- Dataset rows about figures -
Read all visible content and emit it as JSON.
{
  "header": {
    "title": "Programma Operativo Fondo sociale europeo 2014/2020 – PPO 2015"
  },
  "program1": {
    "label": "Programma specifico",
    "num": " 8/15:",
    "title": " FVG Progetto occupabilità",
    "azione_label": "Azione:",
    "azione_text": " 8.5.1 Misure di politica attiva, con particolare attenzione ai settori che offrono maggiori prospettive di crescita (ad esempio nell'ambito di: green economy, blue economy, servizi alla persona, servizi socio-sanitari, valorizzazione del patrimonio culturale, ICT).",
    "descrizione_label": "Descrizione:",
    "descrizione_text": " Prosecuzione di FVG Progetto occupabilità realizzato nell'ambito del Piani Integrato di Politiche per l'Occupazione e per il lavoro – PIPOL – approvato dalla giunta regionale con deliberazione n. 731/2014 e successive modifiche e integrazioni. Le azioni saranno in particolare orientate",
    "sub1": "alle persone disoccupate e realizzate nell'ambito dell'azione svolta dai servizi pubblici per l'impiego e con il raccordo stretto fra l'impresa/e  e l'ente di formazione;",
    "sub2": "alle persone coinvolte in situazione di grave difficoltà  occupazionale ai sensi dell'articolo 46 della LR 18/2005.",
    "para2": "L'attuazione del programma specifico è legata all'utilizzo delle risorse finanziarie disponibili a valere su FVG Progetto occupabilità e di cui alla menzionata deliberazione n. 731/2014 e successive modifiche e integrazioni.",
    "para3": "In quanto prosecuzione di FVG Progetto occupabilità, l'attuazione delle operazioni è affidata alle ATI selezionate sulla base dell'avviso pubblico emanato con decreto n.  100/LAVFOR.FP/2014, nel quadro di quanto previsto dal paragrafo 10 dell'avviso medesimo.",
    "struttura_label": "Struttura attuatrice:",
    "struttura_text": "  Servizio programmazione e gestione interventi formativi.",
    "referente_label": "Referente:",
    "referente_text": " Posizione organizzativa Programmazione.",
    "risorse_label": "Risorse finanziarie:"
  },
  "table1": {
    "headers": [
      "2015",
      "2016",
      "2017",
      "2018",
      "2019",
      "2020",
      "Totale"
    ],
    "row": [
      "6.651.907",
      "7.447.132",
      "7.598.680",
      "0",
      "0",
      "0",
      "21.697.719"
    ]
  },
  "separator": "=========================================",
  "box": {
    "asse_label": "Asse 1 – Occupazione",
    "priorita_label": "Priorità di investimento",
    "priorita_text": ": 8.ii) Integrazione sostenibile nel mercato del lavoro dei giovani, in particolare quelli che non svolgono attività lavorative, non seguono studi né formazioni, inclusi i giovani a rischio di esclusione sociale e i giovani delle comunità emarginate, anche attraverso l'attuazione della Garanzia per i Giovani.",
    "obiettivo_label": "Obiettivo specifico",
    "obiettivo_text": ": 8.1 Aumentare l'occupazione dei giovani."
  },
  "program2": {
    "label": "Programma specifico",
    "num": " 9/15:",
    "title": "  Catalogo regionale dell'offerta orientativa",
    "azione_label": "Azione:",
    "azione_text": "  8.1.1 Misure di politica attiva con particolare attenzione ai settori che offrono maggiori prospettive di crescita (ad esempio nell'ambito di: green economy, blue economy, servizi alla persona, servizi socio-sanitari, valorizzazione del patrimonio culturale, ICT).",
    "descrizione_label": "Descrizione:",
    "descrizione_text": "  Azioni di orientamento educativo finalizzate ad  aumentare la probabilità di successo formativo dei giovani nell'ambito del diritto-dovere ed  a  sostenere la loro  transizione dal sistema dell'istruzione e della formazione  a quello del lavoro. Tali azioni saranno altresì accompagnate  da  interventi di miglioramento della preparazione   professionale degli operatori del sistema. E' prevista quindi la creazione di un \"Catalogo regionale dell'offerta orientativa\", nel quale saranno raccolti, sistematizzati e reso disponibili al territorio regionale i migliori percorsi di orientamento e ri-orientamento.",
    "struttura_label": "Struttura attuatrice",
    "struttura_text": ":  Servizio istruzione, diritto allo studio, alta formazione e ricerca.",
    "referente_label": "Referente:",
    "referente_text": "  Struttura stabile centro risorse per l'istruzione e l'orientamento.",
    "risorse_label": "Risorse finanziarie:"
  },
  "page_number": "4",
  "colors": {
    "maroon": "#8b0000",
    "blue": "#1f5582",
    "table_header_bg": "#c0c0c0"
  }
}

- Direction -
Write the material out again in its entirety, exactly as shown.

- Exercise response -
Read all visible content and emit it as JSON.
{
  "header": {
    "title": "Programma Operativo Fondo sociale europeo 2014/2020 – PPO 2015"
  },
  "program1": {
    "label": "Programma specifico",
    "num": " 8/15:",
    "title": " FVG Progetto occupabilità",
    "azione_label": "Azione:",
    "azione_text": " 8.5.1 Misure di politica attiva, con particolare attenzione ai settori che offrono maggiori prospettive di crescita (ad esempio nell'ambito di: green economy, blue economy, servizi alla persona, servizi socio-sanitari, valorizzazione del patrimonio culturale, ICT).",
    "descrizione_label": "Descrizione:",
    "descrizione_text": " Prosecuzione di FVG Progetto occupabilità realizzato nell'ambito del Piani Integrato di Politiche per l'Occupazione e per il lavoro – PIPOL – approvato dalla giunta regionale con deliberazione n. 731/2014 e successive modifiche e integrazioni. Le azioni saranno in particolare orientate",
    "sub1": "alle persone disoccupate e realizzate nell'ambito dell'azione svolta dai servizi pubblici per l'impiego e con il raccordo stretto fra l'impresa/e  e l'ente di formazione;",
    "sub2": "alle persone coinvolte in situazione di grave difficoltà  occupazionale ai sensi dell'articolo 46 della LR 18/2005.",
    "para2": "L'attuazione del programma specifico è legata all'utilizzo delle risorse finanziarie disponibili a valere su FVG Progetto occupabilità e di cui alla menzionata deliberazione n. 731/2014 e successive modifiche e integrazioni.",
    "para3": "In quanto prosecuzione di FVG Progetto occupabilità, l'attuazione delle operazioni è affidata alle ATI selezionate sulla base dell'avviso pubblico emanato con decreto n.  100/LAVFOR.FP/2014, nel quadro di quanto previsto dal paragrafo 10 dell'avviso medesimo.",
    "struttura_label": "Struttura attuatrice:",
    "struttura_text": "  Servizio programmazione e gestione interventi formativi.",
    "referente_label": "Referente:",
    "referente_text": " Posizione organizzativa Programmazione.",
    "risorse_label": "Risorse finanziarie:"
  },
  "table1": {
    "headers": [
      "2015",
      "2016",
      "2017",
      "2018",
      "2019",
      "2020",
      "Totale"
    ],
    "row": [
      "6.651.907",
      "7.447.132",
      "7.598.680",
      "0",
      "0",
      "0",
      "21.697.719"
    ]
  },
  "separator": "=========================================",
  "box": {
    "asse_label": "Asse 1 – Occupazione",
    "priorita_label": "Priorità di investimento",
    "priorita_text": ": 8.ii) Integrazione sostenibile nel mercato del lavoro dei giovani, in particolare quelli che non svolgono attività lavorative, non seguono studi né formazioni, inclusi i giovani a rischio di esclusione sociale e i giovani delle comunità emarginate, anche attraverso l'attuazione della Garanzia per i Giovani.",
    "obiettivo_label": "Obiettivo specifico",
    "obiettivo_text": ": 8.1 Aumentare l'occupazione dei giovani."
  },
  "program2": {
    "label": "Programma specifico",
    "num": " 9/15:",
    "title": "  Catalogo regionale dell'offerta orientativa",
    "azione_label": "Azione:",
    "azione_text": "  8.1.1 Misure di politica attiva con particolare attenzione ai settori che offrono maggiori prospettive di crescita (ad esempio nell'ambito di: green economy, blue economy, servizi alla persona, servizi socio-sanitari, valorizzazione del patrimonio culturale, ICT).",
    "descrizione_label": "Descrizione:",
    "descrizione_text": "  Azioni di orientamento educativo finalizzate ad  aumentare la probabilità di successo formativo dei giovani nell'ambito del diritto-dovere ed  a  sostenere la loro  transizione dal sistema dell'istruzione e della formazione  a quello del lavoro. Tali azioni saranno altresì accompagnate  da  interventi di miglioramento della preparazione   professionale degli operatori del sistema. E' prevista quindi la creazione di un \"Catalogo regionale dell'offerta orientativa\", nel quale saranno raccolti, sistematizzati e reso disponibili al territorio regionale i migliori percorsi di orientamento e ri-orientamento.",
    "struttura_label": "Struttura attuatrice",
    "struttura_text": ":  Servizio istruzione, diritto allo studio, alta formazione e ricerca.",
    "referente_label": "Referente:",
    "referente_text": "  Struttura stabile centro risorse per l'istruzione e l'orientamento.",
    "risorse_label": "Risorse finanziarie:"
  },
  "page_number": "4",
  "colors": {
    "maroon": "#8b0000",
    "blue": "#1f5582",
    "table_header_bg": "#c0c0c0"
  }
}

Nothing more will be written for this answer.